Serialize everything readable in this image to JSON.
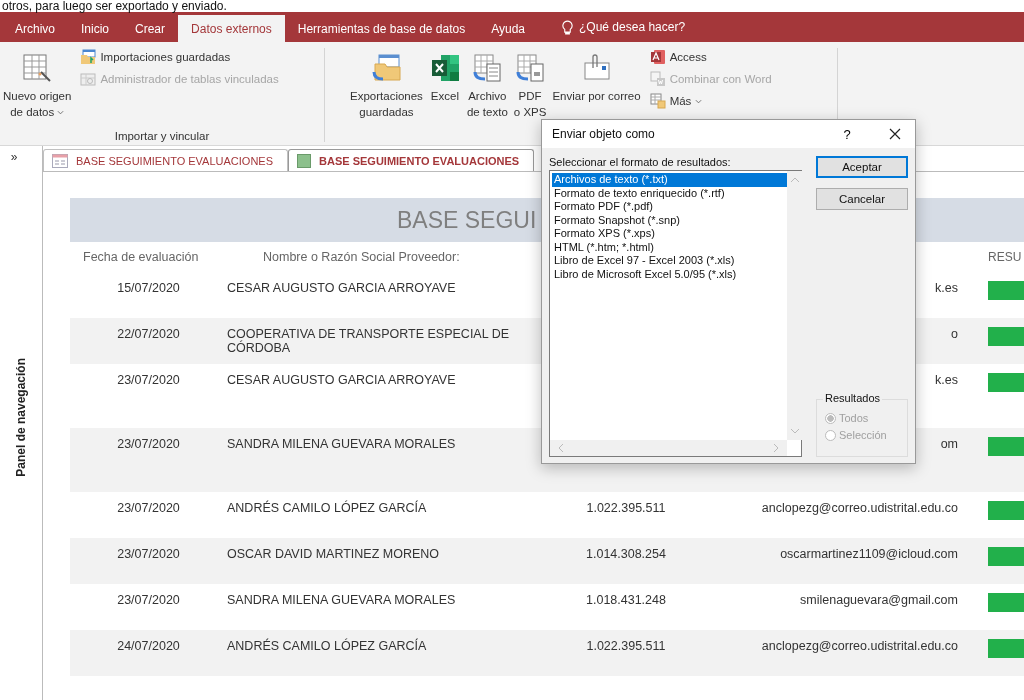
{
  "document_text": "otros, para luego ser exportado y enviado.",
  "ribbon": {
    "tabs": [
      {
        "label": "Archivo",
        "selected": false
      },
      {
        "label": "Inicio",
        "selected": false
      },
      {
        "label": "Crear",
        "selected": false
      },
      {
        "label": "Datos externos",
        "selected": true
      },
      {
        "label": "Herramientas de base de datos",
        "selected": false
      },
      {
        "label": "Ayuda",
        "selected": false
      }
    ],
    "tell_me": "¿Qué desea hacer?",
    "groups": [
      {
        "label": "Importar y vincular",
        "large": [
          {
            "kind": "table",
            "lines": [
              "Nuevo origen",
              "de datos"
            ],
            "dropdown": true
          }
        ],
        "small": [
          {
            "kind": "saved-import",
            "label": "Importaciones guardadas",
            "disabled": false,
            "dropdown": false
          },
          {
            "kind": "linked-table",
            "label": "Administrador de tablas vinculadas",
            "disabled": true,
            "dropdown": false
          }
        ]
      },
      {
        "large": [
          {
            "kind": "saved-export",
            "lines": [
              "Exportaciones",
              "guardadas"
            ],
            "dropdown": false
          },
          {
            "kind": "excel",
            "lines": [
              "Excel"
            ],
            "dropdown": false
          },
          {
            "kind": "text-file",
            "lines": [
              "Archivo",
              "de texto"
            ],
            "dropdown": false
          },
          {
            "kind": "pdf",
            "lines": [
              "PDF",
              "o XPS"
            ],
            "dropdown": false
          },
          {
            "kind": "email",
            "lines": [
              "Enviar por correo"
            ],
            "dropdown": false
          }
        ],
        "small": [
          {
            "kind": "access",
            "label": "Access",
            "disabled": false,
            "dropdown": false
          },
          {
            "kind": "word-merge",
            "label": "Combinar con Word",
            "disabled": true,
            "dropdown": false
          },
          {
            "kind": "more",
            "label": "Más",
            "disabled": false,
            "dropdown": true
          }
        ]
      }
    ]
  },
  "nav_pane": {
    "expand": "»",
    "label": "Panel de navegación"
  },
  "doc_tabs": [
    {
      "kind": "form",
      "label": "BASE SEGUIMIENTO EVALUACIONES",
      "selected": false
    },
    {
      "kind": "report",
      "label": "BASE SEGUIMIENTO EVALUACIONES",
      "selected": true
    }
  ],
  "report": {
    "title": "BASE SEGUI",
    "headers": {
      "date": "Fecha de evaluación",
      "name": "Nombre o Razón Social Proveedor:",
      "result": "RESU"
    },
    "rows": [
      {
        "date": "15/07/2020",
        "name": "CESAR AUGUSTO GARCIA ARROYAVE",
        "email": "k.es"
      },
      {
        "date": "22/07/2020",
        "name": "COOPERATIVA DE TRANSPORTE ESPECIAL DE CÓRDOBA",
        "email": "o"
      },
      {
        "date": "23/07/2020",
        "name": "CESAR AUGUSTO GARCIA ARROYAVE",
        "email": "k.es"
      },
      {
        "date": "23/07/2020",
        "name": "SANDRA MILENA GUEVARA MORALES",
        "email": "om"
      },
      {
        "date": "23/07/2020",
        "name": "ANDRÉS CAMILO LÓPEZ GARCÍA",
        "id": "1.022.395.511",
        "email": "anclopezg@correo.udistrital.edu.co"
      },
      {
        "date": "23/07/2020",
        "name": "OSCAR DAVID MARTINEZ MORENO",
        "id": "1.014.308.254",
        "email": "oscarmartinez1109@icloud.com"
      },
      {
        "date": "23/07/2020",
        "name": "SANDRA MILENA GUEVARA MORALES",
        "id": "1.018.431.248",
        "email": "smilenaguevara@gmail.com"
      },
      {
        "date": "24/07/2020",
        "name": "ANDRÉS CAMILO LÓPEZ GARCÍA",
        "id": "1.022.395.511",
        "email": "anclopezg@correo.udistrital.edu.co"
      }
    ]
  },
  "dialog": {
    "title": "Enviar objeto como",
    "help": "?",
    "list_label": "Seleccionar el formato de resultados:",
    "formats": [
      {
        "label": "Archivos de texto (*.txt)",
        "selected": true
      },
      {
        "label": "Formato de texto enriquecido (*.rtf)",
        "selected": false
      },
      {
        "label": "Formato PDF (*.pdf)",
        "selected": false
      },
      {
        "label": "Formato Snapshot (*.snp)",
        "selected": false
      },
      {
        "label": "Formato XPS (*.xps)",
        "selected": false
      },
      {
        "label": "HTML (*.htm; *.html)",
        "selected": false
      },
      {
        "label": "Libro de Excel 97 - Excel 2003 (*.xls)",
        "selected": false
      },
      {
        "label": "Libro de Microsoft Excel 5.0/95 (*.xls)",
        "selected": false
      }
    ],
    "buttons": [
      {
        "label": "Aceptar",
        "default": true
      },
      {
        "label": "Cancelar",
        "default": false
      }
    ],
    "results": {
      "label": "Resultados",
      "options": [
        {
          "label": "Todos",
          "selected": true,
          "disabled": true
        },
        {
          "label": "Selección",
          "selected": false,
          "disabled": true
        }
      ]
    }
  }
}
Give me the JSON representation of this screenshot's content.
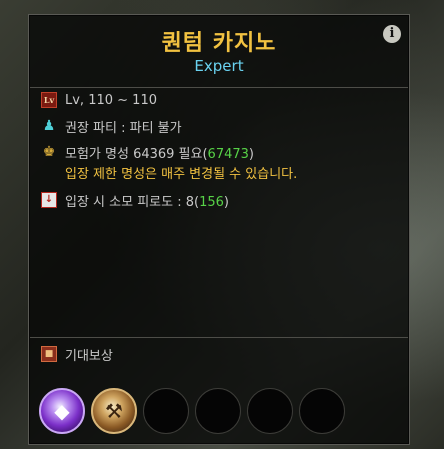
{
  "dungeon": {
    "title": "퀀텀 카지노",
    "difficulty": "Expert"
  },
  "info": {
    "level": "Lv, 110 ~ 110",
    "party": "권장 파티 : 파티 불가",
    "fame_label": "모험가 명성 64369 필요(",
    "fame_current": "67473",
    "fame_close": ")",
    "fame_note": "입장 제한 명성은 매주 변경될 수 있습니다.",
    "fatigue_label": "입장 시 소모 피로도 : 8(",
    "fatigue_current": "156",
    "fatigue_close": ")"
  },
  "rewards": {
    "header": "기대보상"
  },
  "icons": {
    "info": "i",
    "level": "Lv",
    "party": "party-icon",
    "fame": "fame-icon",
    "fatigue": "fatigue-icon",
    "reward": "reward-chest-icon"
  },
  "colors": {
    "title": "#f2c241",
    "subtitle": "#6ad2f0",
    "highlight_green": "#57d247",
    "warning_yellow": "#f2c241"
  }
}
————
- [YOUR OBJECTIVE]:
Write out the material above once more, exactly as it reads, with no pictures.

- [ANSWER TO THIS TASK]:
Serialize everything readable in this image to JSON.
{
  "document_text": "otros, para luego ser exportado y enviado.",
  "ribbon": {
    "tabs": [
      {
        "label": "Archivo",
        "selected": false
      },
      {
        "label": "Inicio",
        "selected": false
      },
      {
        "label": "Crear",
        "selected": false
      },
      {
        "label": "Datos externos",
        "selected": true
      },
      {
        "label": "Herramientas de base de datos",
        "selected": false
      },
      {
        "label": "Ayuda",
        "selected": false
      }
    ],
    "tell_me": "¿Qué desea hacer?",
    "groups": [
      {
        "label": "Importar y vincular",
        "large": [
          {
            "kind": "table",
            "lines": [
              "Nuevo origen",
              "de datos"
            ],
            "dropdown": true
          }
        ],
        "small": [
          {
            "kind": "saved-import",
            "label": "Importaciones guardadas",
            "disabled": false,
            "dropdown": false
          },
          {
            "kind": "linked-table",
            "label": "Administrador de tablas vinculadas",
            "disabled": true,
            "dropdown": false
          }
        ]
      },
      {
        "large": [
          {
            "kind": "saved-export",
            "lines": [
              "Exportaciones",
              "guardadas"
            ],
            "dropdown": false
          },
          {
            "kind": "excel",
            "lines": [
              "Excel"
            ],
            "dropdown": false
          },
          {
            "kind": "text-file",
            "lines": [
              "Archivo",
              "de texto"
            ],
            "dropdown": false
          },
          {
            "kind": "pdf",
            "lines": [
              "PDF",
              "o XPS"
            ],
            "dropdown": false
          },
          {
            "kind": "email",
            "lines": [
              "Enviar por correo"
            ],
            "dropdown": false
          }
        ],
        "small": [
          {
            "kind": "access",
            "label": "Access",
            "disabled": false,
            "dropdown": false
          },
          {
            "kind": "word-merge",
            "label": "Combinar con Word",
            "disabled": true,
            "dropdown": false
          },
          {
            "kind": "more",
            "label": "Más",
            "disabled": false,
            "dropdown": true
          }
        ]
      }
    ]
  },
  "nav_pane": {
    "expand": "»",
    "label": "Panel de navegación"
  },
  "doc_tabs": [
    {
      "kind": "form",
      "label": "BASE SEGUIMIENTO EVALUACIONES",
      "selected": false
    },
    {
      "kind": "report",
      "label": "BASE SEGUIMIENTO EVALUACIONES",
      "selected": true
    }
  ],
  "report": {
    "title": "BASE SEGUI",
    "headers": {
      "date": "Fecha de evaluación",
      "name": "Nombre o Razón Social Proveedor:",
      "result": "RESU"
    },
    "rows": [
      {
        "date": "15/07/2020",
        "name": "CESAR AUGUSTO GARCIA ARROYAVE",
        "email": "k.es"
      },
      {
        "date": "22/07/2020",
        "name": "COOPERATIVA DE TRANSPORTE ESPECIAL DE CÓRDOBA",
        "email": "o"
      },
      {
        "date": "23/07/2020",
        "name": "CESAR AUGUSTO GARCIA ARROYAVE",
        "email": "k.es"
      },
      {
        "date": "23/07/2020",
        "name": "SANDRA MILENA GUEVARA MORALES",
        "email": "om"
      },
      {
        "date": "23/07/2020",
        "name": "ANDRÉS CAMILO LÓPEZ GARCÍA",
        "id": "1.022.395.511",
        "email": "anclopezg@correo.udistrital.edu.co"
      },
      {
        "date": "23/07/2020",
        "name": "OSCAR DAVID MARTINEZ MORENO",
        "id": "1.014.308.254",
        "email": "oscarmartinez1109@icloud.com"
      },
      {
        "date": "23/07/2020",
        "name": "SANDRA MILENA GUEVARA MORALES",
        "id": "1.018.431.248",
        "email": "smilenaguevara@gmail.com"
      },
      {
        "date": "24/07/2020",
        "name": "ANDRÉS CAMILO LÓPEZ GARCÍA",
        "id": "1.022.395.511",
        "email": "anclopezg@correo.udistrital.edu.co"
      }
    ]
  },
  "dialog": {
    "title": "Enviar objeto como",
    "help": "?",
    "list_label": "Seleccionar el formato de resultados:",
    "formats": [
      {
        "label": "Archivos de texto (*.txt)",
        "selected": true
      },
      {
        "label": "Formato de texto enriquecido (*.rtf)",
        "selected": false
      },
      {
        "label": "Formato PDF (*.pdf)",
        "selected": false
      },
      {
        "label": "Formato Snapshot (*.snp)",
        "selected": false
      },
      {
        "label": "Formato XPS (*.xps)",
        "selected": false
      },
      {
        "label": "HTML (*.htm; *.html)",
        "selected": false
      },
      {
        "label": "Libro de Excel 97 - Excel 2003 (*.xls)",
        "selected": false
      },
      {
        "label": "Libro de Microsoft Excel 5.0/95 (*.xls)",
        "selected": false
      }
    ],
    "buttons": [
      {
        "label": "Aceptar",
        "default": true
      },
      {
        "label": "Cancelar",
        "default": false
      }
    ],
    "results": {
      "label": "Resultados",
      "options": [
        {
          "label": "Todos",
          "selected": true,
          "disabled": true
        },
        {
          "label": "Selección",
          "selected": false,
          "disabled": true
        }
      ]
    }
  }
}
Give me the JSON representation of this screenshot's content.
{
  "dungeon": {
    "title": "퀀텀 카지노",
    "difficulty": "Expert"
  },
  "info": {
    "level": "Lv, 110 ~ 110",
    "party": "권장 파티 : 파티 불가",
    "fame_label": "모험가 명성 64369 필요(",
    "fame_current": "67473",
    "fame_close": ")",
    "fame_note": "입장 제한 명성은 매주 변경될 수 있습니다.",
    "fatigue_label": "입장 시 소모 피로도 : 8(",
    "fatigue_current": "156",
    "fatigue_close": ")"
  },
  "rewards": {
    "header": "기대보상"
  },
  "icons": {
    "info": "i",
    "level": "Lv",
    "party": "party-icon",
    "fame": "fame-icon",
    "fatigue": "fatigue-icon",
    "reward": "reward-chest-icon"
  },
  "colors": {
    "title": "#f2c241",
    "subtitle": "#6ad2f0",
    "highlight_green": "#57d247",
    "warning_yellow": "#f2c241"
  }
}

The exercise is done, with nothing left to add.